- Exercise requirements
Return all the data below as it stands, minus the pictures.

- Provided data
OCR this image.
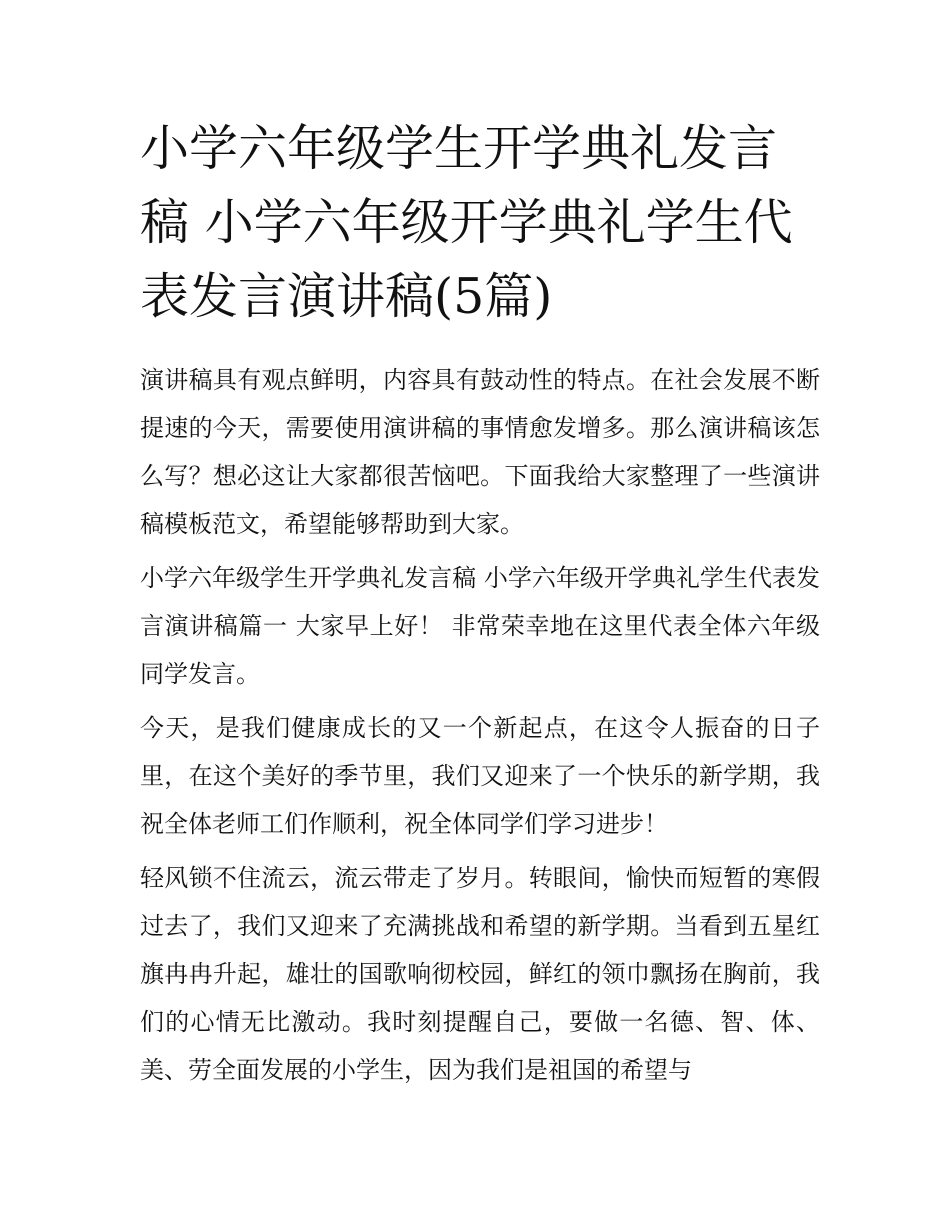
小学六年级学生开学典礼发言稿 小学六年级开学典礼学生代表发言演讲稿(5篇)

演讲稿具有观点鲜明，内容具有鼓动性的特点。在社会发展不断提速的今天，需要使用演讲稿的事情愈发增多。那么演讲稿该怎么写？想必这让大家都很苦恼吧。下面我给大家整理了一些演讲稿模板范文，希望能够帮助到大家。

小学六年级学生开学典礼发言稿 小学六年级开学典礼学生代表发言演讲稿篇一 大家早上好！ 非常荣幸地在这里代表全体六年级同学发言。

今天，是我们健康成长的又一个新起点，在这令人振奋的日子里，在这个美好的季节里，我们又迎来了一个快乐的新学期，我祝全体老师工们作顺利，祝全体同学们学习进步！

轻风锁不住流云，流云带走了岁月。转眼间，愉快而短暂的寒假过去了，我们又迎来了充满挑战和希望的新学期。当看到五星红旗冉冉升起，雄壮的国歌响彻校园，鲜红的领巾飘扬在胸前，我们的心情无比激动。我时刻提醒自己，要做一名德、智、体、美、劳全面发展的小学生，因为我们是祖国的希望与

- Output for this task
OCR this image.
小学六年级学生开学典礼发言稿 小学六年级开学典礼学生代表发言演讲稿(5篇)

演讲稿具有观点鲜明，内容具有鼓动性的特点。在社会发展不断提速的今天，需要使用演讲稿的事情愈发增多。那么演讲稿该怎么写？想必这让大家都很苦恼吧。下面我给大家整理了一些演讲稿模板范文，希望能够帮助到大家。

小学六年级学生开学典礼发言稿 小学六年级开学典礼学生代表发言演讲稿篇一 大家早上好！ 非常荣幸地在这里代表全体六年级同学发言。

今天，是我们健康成长的又一个新起点，在这令人振奋的日子里，在这个美好的季节里，我们又迎来了一个快乐的新学期，我祝全体老师工们作顺利，祝全体同学们学习进步！

轻风锁不住流云，流云带走了岁月。转眼间，愉快而短暂的寒假过去了，我们又迎来了充满挑战和希望的新学期。当看到五星红旗冉冉升起，雄壮的国歌响彻校园，鲜红的领巾飘扬在胸前，我们的心情无比激动。我时刻提醒自己，要做一名德、智、体、美、劳全面发展的小学生，因为我们是祖国的希望与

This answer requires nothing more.